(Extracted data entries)
------------------------------------

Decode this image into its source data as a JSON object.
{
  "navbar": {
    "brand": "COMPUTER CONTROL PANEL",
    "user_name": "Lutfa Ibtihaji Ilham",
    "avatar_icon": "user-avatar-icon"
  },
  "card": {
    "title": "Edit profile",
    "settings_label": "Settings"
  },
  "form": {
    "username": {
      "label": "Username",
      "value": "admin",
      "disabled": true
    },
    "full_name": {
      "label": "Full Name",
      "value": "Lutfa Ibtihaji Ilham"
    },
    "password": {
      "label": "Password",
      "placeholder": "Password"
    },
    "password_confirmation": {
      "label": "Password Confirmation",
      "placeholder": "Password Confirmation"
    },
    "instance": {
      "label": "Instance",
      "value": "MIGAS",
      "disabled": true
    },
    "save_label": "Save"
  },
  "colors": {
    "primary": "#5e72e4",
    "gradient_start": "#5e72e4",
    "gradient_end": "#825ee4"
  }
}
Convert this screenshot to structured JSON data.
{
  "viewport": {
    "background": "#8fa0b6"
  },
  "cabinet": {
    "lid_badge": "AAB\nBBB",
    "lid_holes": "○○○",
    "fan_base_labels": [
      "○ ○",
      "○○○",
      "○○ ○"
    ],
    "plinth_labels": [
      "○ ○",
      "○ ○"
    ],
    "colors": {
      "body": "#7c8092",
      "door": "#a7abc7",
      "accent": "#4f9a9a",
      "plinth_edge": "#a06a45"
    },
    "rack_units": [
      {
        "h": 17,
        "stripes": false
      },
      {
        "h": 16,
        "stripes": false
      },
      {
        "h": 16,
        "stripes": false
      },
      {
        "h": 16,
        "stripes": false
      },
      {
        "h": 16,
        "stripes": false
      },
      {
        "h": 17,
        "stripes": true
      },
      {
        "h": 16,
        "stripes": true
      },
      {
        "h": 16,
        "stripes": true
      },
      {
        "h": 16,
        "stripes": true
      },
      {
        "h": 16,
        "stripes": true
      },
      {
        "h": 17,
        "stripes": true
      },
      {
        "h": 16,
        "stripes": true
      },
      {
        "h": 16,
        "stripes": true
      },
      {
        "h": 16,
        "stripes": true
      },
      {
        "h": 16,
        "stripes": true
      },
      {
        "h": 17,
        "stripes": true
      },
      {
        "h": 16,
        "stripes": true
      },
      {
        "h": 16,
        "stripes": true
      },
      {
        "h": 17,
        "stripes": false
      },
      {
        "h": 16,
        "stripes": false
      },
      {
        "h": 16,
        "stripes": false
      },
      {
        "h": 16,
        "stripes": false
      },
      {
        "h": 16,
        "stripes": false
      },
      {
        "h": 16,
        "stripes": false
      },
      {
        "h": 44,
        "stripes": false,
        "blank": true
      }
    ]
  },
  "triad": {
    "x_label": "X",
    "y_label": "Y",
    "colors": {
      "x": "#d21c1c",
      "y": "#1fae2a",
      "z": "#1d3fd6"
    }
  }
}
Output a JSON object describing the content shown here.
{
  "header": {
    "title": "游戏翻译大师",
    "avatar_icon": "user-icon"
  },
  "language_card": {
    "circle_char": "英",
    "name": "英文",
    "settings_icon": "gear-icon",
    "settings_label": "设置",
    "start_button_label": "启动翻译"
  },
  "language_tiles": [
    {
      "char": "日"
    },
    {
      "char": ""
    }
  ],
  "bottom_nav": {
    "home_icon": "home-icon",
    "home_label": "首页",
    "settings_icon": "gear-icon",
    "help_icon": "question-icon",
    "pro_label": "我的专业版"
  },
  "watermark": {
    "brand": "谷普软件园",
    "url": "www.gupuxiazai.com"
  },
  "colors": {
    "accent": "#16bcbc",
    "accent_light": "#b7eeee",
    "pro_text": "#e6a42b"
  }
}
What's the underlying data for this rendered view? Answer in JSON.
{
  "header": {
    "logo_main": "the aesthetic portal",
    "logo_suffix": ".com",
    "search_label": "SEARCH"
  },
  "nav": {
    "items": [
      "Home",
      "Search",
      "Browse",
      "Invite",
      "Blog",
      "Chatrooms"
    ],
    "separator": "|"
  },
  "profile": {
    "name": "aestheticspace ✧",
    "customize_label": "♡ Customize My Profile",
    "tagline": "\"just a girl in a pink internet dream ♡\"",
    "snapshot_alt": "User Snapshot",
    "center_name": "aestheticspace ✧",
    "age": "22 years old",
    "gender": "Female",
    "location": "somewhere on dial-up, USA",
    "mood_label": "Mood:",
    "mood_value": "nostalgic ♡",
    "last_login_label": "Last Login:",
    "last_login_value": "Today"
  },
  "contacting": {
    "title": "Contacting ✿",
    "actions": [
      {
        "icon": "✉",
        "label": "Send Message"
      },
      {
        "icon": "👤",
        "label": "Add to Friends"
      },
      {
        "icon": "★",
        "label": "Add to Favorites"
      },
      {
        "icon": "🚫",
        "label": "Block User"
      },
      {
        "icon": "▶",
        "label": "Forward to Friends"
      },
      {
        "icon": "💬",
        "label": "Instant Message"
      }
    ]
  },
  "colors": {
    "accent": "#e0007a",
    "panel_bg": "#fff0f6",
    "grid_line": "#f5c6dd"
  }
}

------------------------------------

• WORK TO COMPLETE
Transcribe each entry precisely, missing none.

• FULL OUTPUT
Decode this image into its source data as a JSON object.
{
  "navbar": {
    "brand": "COMPUTER CONTROL PANEL",
    "user_name": "Lutfa Ibtihaji Ilham",
    "avatar_icon": "user-avatar-icon"
  },
  "card": {
    "title": "Edit profile",
    "settings_label": "Settings"
  },
  "form": {
    "username": {
      "label": "Username",
      "value": "admin",
      "disabled": true
    },
    "full_name": {
      "label": "Full Name",
      "value": "Lutfa Ibtihaji Ilham"
    },
    "password": {
      "label": "Password",
      "placeholder": "Password"
    },
    "password_confirmation": {
      "label": "Password Confirmation",
      "placeholder": "Password Confirmation"
    },
    "instance": {
      "label": "Instance",
      "value": "MIGAS",
      "disabled": true
    },
    "save_label": "Save"
  },
  "colors": {
    "primary": "#5e72e4",
    "gradient_start": "#5e72e4",
    "gradient_end": "#825ee4"
  }
}
Convert this screenshot to structured JSON data.
{
  "viewport": {
    "background": "#8fa0b6"
  },
  "cabinet": {
    "lid_badge": "AAB\nBBB",
    "lid_holes": "○○○",
    "fan_base_labels": [
      "○ ○",
      "○○○",
      "○○ ○"
    ],
    "plinth_labels": [
      "○ ○",
      "○ ○"
    ],
    "colors": {
      "body": "#7c8092",
      "door": "#a7abc7",
      "accent": "#4f9a9a",
      "plinth_edge": "#a06a45"
    },
    "rack_units": [
      {
        "h": 17,
        "stripes": false
      },
      {
        "h": 16,
        "stripes": false
      },
      {
        "h": 16,
        "stripes": false
      },
      {
        "h": 16,
        "stripes": false
      },
      {
        "h": 16,
        "stripes": false
      },
      {
        "h": 17,
        "stripes": true
      },
      {
        "h": 16,
        "stripes": true
      },
      {
        "h": 16,
        "stripes": true
      },
      {
        "h": 16,
        "stripes": true
      },
      {
        "h": 16,
        "stripes": true
      },
      {
        "h": 17,
        "stripes": true
      },
      {
        "h": 16,
        "stripes": true
      },
      {
        "h": 16,
        "stripes": true
      },
      {
        "h": 16,
        "stripes": true
      },
      {
        "h": 16,
        "stripes": true
      },
      {
        "h": 17,
        "stripes": true
      },
      {
        "h": 16,
        "stripes": true
      },
      {
        "h": 16,
        "stripes": true
      },
      {
        "h": 17,
        "stripes": false
      },
      {
        "h": 16,
        "stripes": false
      },
      {
        "h": 16,
        "stripes": false
      },
      {
        "h": 16,
        "stripes": false
      },
      {
        "h": 16,
        "stripes": false
      },
      {
        "h": 16,
        "stripes": false
      },
      {
        "h": 44,
        "stripes": false,
        "blank": true
      }
    ]
  },
  "triad": {
    "x_label": "X",
    "y_label": "Y",
    "colors": {
      "x": "#d21c1c",
      "y": "#1fae2a",
      "z": "#1d3fd6"
    }
  }
}
Output a JSON object describing the content shown here.
{
  "header": {
    "title": "游戏翻译大师",
    "avatar_icon": "user-icon"
  },
  "language_card": {
    "circle_char": "英",
    "name": "英文",
    "settings_icon": "gear-icon",
    "settings_label": "设置",
    "start_button_label": "启动翻译"
  },
  "language_tiles": [
    {
      "char": "日"
    },
    {
      "char": ""
    }
  ],
  "bottom_nav": {
    "home_icon": "home-icon",
    "home_label": "首页",
    "settings_icon": "gear-icon",
    "help_icon": "question-icon",
    "pro_label": "我的专业版"
  },
  "watermark": {
    "brand": "谷普软件园",
    "url": "www.gupuxiazai.com"
  },
  "colors": {
    "accent": "#16bcbc",
    "accent_light": "#b7eeee",
    "pro_text": "#e6a42b"
  }
}
What's the underlying data for this rendered view? Answer in JSON.
{
  "header": {
    "logo_main": "the aesthetic portal",
    "logo_suffix": ".com",
    "search_label": "SEARCH"
  },
  "nav": {
    "items": [
      "Home",
      "Search",
      "Browse",
      "Invite",
      "Blog",
      "Chatrooms"
    ],
    "separator": "|"
  },
  "profile": {
    "name": "aestheticspace ✧",
    "customize_label": "♡ Customize My Profile",
    "tagline": "\"just a girl in a pink internet dream ♡\"",
    "snapshot_alt": "User Snapshot",
    "center_name": "aestheticspace ✧",
    "age": "22 years old",
    "gender": "Female",
    "location": "somewhere on dial-up, USA",
    "mood_label": "Mood:",
    "mood_value": "nostalgic ♡",
    "last_login_label": "Last Login:",
    "last_login_value": "Today"
  },
  "contacting": {
    "title": "Contacting ✿",
    "actions": [
      {
        "icon": "✉",
        "label": "Send Message"
      },
      {
        "icon": "👤",
        "label": "Add to Friends"
      },
      {
        "icon": "★",
        "label": "Add to Favorites"
      },
      {
        "icon": "🚫",
        "label": "Block User"
      },
      {
        "icon": "▶",
        "label": "Forward to Friends"
      },
      {
        "icon": "💬",
        "label": "Instant Message"
      }
    ]
  },
  "colors": {
    "accent": "#e0007a",
    "panel_bg": "#fff0f6",
    "grid_line": "#f5c6dd"
  }
}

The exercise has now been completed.